Description of the task:
The records below must be retyped exactly.

**** Task data ****

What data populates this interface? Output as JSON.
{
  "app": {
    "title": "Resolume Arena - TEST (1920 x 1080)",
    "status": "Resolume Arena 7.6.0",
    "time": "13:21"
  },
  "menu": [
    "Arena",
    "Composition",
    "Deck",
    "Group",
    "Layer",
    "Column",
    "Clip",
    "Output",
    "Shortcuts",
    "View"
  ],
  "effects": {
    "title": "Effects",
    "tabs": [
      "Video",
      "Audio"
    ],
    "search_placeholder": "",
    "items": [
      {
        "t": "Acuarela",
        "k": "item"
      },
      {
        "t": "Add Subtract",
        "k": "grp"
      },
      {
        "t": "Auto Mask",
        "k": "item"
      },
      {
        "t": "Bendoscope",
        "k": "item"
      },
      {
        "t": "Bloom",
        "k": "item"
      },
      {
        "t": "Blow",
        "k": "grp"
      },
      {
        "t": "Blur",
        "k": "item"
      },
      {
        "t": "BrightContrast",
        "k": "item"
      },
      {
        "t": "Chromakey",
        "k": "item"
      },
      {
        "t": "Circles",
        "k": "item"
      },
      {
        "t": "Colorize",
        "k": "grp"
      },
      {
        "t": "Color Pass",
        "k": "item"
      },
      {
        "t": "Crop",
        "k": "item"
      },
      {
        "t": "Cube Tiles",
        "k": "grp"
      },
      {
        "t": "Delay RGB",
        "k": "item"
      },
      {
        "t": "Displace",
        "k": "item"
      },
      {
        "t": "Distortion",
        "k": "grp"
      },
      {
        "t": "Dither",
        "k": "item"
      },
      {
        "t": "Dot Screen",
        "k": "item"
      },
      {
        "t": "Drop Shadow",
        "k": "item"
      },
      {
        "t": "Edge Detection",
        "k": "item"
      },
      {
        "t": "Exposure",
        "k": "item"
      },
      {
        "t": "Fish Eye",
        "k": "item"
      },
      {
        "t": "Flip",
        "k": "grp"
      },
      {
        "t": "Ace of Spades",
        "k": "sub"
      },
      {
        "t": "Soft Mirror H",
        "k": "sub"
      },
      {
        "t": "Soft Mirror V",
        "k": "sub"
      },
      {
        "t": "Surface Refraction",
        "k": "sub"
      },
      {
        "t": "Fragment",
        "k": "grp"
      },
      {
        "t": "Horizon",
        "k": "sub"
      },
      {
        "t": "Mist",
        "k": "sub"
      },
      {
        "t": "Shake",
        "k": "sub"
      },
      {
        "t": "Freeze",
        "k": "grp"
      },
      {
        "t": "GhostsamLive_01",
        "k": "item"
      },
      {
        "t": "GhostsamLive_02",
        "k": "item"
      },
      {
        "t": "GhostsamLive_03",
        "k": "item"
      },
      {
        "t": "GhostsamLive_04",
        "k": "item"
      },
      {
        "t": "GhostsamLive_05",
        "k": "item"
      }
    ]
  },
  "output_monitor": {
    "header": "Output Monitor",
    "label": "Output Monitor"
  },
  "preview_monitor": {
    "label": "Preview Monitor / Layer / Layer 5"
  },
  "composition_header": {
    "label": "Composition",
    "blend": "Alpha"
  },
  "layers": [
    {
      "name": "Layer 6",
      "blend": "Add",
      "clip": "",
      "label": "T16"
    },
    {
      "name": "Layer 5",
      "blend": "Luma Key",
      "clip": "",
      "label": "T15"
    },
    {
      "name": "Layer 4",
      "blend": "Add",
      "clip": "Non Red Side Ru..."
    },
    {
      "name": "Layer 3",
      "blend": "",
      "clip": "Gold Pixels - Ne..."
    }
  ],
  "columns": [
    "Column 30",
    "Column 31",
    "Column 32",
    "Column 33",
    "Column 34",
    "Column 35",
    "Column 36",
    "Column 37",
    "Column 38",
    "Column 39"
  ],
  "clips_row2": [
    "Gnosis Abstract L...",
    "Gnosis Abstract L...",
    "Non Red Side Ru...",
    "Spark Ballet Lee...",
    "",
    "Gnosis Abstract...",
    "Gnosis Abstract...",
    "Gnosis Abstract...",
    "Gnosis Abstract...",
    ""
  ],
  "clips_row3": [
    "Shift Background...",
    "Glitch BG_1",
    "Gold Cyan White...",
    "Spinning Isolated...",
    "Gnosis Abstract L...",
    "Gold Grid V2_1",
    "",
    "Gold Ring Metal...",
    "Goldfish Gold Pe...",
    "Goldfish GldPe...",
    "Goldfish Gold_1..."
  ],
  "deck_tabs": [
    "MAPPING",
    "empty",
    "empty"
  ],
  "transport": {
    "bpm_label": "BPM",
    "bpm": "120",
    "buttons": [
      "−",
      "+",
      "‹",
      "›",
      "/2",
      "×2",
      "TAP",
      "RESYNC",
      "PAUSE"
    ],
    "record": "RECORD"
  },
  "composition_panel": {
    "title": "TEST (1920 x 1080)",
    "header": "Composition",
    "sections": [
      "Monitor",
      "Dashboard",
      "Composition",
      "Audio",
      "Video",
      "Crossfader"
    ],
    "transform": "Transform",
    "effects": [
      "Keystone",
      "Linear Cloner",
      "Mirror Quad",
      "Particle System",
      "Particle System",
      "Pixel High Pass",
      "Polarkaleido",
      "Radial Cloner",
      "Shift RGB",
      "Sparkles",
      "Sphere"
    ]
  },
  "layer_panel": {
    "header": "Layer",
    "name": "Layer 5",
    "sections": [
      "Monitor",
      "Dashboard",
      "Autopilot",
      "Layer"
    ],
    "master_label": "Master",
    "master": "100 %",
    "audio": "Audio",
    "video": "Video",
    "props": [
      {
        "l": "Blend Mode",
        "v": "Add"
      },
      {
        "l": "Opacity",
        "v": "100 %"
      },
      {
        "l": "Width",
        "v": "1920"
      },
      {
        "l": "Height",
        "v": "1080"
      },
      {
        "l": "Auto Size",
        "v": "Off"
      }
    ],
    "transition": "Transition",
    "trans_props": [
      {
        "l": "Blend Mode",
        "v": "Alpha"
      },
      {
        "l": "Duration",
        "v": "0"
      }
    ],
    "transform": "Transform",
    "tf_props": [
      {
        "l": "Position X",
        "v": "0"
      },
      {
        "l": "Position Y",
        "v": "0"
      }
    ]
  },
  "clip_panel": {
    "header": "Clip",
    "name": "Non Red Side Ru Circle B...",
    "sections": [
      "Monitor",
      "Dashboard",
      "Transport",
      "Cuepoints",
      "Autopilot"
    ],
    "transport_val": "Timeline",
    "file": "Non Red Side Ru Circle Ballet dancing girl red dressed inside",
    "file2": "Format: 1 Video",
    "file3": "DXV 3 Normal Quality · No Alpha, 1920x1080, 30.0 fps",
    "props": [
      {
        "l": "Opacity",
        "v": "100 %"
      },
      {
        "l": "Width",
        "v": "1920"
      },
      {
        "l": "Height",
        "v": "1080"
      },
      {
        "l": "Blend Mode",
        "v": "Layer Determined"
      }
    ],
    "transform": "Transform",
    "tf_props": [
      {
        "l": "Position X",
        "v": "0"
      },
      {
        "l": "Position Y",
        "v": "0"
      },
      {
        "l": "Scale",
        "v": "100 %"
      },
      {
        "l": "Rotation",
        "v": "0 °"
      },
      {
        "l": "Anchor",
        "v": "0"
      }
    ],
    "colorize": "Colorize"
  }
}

****

Result for this exercise:
What data populates this interface? Output as JSON.
{
  "app": {
    "title": "Resolume Arena - TEST (1920 x 1080)",
    "status": "Resolume Arena 7.6.0",
    "time": "13:21"
  },
  "menu": [
    "Arena",
    "Composition",
    "Deck",
    "Group",
    "Layer",
    "Column",
    "Clip",
    "Output",
    "Shortcuts",
    "View"
  ],
  "effects": {
    "title": "Effects",
    "tabs": [
      "Video",
      "Audio"
    ],
    "search_placeholder": "",
    "items": [
      {
        "t": "Acuarela",
        "k": "item"
      },
      {
        "t": "Add Subtract",
        "k": "grp"
      },
      {
        "t": "Auto Mask",
        "k": "item"
      },
      {
        "t": "Bendoscope",
        "k": "item"
      },
      {
        "t": "Bloom",
        "k": "item"
      },
      {
        "t": "Blow",
        "k": "grp"
      },
      {
        "t": "Blur",
        "k": "item"
      },
      {
        "t": "BrightContrast",
        "k": "item"
      },
      {
        "t": "Chromakey",
        "k": "item"
      },
      {
        "t": "Circles",
        "k": "item"
      },
      {
        "t": "Colorize",
        "k": "grp"
      },
      {
        "t": "Color Pass",
        "k": "item"
      },
      {
        "t": "Crop",
        "k": "item"
      },
      {
        "t": "Cube Tiles",
        "k": "grp"
      },
      {
        "t": "Delay RGB",
        "k": "item"
      },
      {
        "t": "Displace",
        "k": "item"
      },
      {
        "t": "Distortion",
        "k": "grp"
      },
      {
        "t": "Dither",
        "k": "item"
      },
      {
        "t": "Dot Screen",
        "k": "item"
      },
      {
        "t": "Drop Shadow",
        "k": "item"
      },
      {
        "t": "Edge Detection",
        "k": "item"
      },
      {
        "t": "Exposure",
        "k": "item"
      },
      {
        "t": "Fish Eye",
        "k": "item"
      },
      {
        "t": "Flip",
        "k": "grp"
      },
      {
        "t": "Ace of Spades",
        "k": "sub"
      },
      {
        "t": "Soft Mirror H",
        "k": "sub"
      },
      {
        "t": "Soft Mirror V",
        "k": "sub"
      },
      {
        "t": "Surface Refraction",
        "k": "sub"
      },
      {
        "t": "Fragment",
        "k": "grp"
      },
      {
        "t": "Horizon",
        "k": "sub"
      },
      {
        "t": "Mist",
        "k": "sub"
      },
      {
        "t": "Shake",
        "k": "sub"
      },
      {
        "t": "Freeze",
        "k": "grp"
      },
      {
        "t": "GhostsamLive_01",
        "k": "item"
      },
      {
        "t": "GhostsamLive_02",
        "k": "item"
      },
      {
        "t": "GhostsamLive_03",
        "k": "item"
      },
      {
        "t": "GhostsamLive_04",
        "k": "item"
      },
      {
        "t": "GhostsamLive_05",
        "k": "item"
      }
    ]
  },
  "output_monitor": {
    "header": "Output Monitor",
    "label": "Output Monitor"
  },
  "preview_monitor": {
    "label": "Preview Monitor / Layer / Layer 5"
  },
  "composition_header": {
    "label": "Composition",
    "blend": "Alpha"
  },
  "layers": [
    {
      "name": "Layer 6",
      "blend": "Add",
      "clip": "",
      "label": "T16"
    },
    {
      "name": "Layer 5",
      "blend": "Luma Key",
      "clip": "",
      "label": "T15"
    },
    {
      "name": "Layer 4",
      "blend": "Add",
      "clip": "Non Red Side Ru..."
    },
    {
      "name": "Layer 3",
      "blend": "",
      "clip": "Gold Pixels - Ne..."
    }
  ],
  "columns": [
    "Column 30",
    "Column 31",
    "Column 32",
    "Column 33",
    "Column 34",
    "Column 35",
    "Column 36",
    "Column 37",
    "Column 38",
    "Column 39"
  ],
  "clips_row2": [
    "Gnosis Abstract L...",
    "Gnosis Abstract L...",
    "Non Red Side Ru...",
    "Spark Ballet Lee...",
    "",
    "Gnosis Abstract...",
    "Gnosis Abstract...",
    "Gnosis Abstract...",
    "Gnosis Abstract...",
    ""
  ],
  "clips_row3": [
    "Shift Background...",
    "Glitch BG_1",
    "Gold Cyan White...",
    "Spinning Isolated...",
    "Gnosis Abstract L...",
    "Gold Grid V2_1",
    "",
    "Gold Ring Metal...",
    "Goldfish Gold Pe...",
    "Goldfish GldPe...",
    "Goldfish Gold_1..."
  ],
  "deck_tabs": [
    "MAPPING",
    "empty",
    "empty"
  ],
  "transport": {
    "bpm_label": "BPM",
    "bpm": "120",
    "buttons": [
      "−",
      "+",
      "‹",
      "›",
      "/2",
      "×2",
      "TAP",
      "RESYNC",
      "PAUSE"
    ],
    "record": "RECORD"
  },
  "composition_panel": {
    "title": "TEST (1920 x 1080)",
    "header": "Composition",
    "sections": [
      "Monitor",
      "Dashboard",
      "Composition",
      "Audio",
      "Video",
      "Crossfader"
    ],
    "transform": "Transform",
    "effects": [
      "Keystone",
      "Linear Cloner",
      "Mirror Quad",
      "Particle System",
      "Particle System",
      "Pixel High Pass",
      "Polarkaleido",
      "Radial Cloner",
      "Shift RGB",
      "Sparkles",
      "Sphere"
    ]
  },
  "layer_panel": {
    "header": "Layer",
    "name": "Layer 5",
    "sections": [
      "Monitor",
      "Dashboard",
      "Autopilot",
      "Layer"
    ],
    "master_label": "Master",
    "master": "100 %",
    "audio": "Audio",
    "video": "Video",
    "props": [
      {
        "l": "Blend Mode",
        "v": "Add"
      },
      {
        "l": "Opacity",
        "v": "100 %"
      },
      {
        "l": "Width",
        "v": "1920"
      },
      {
        "l": "Height",
        "v": "1080"
      },
      {
        "l": "Auto Size",
        "v": "Off"
      }
    ],
    "transition": "Transition",
    "trans_props": [
      {
        "l": "Blend Mode",
        "v": "Alpha"
      },
      {
        "l": "Duration",
        "v": "0"
      }
    ],
    "transform": "Transform",
    "tf_props": [
      {
        "l": "Position X",
        "v": "0"
      },
      {
        "l": "Position Y",
        "v": "0"
      }
    ]
  },
  "clip_panel": {
    "header": "Clip",
    "name": "Non Red Side Ru Circle B...",
    "sections": [
      "Monitor",
      "Dashboard",
      "Transport",
      "Cuepoints",
      "Autopilot"
    ],
    "transport_val": "Timeline",
    "file": "Non Red Side Ru Circle Ballet dancing girl red dressed inside",
    "file2": "Format: 1 Video",
    "file3": "DXV 3 Normal Quality · No Alpha, 1920x1080, 30.0 fps",
    "props": [
      {
        "l": "Opacity",
        "v": "100 %"
      },
      {
        "l": "Width",
        "v": "1920"
      },
      {
        "l": "Height",
        "v": "1080"
      },
      {
        "l": "Blend Mode",
        "v": "Layer Determined"
      }
    ],
    "transform": "Transform",
    "tf_props": [
      {
        "l": "Position X",
        "v": "0"
      },
      {
        "l": "Position Y",
        "v": "0"
      },
      {
        "l": "Scale",
        "v": "100 %"
      },
      {
        "l": "Rotation",
        "v": "0 °"
      },
      {
        "l": "Anchor",
        "v": "0"
      }
    ],
    "colorize": "Colorize"
  }
}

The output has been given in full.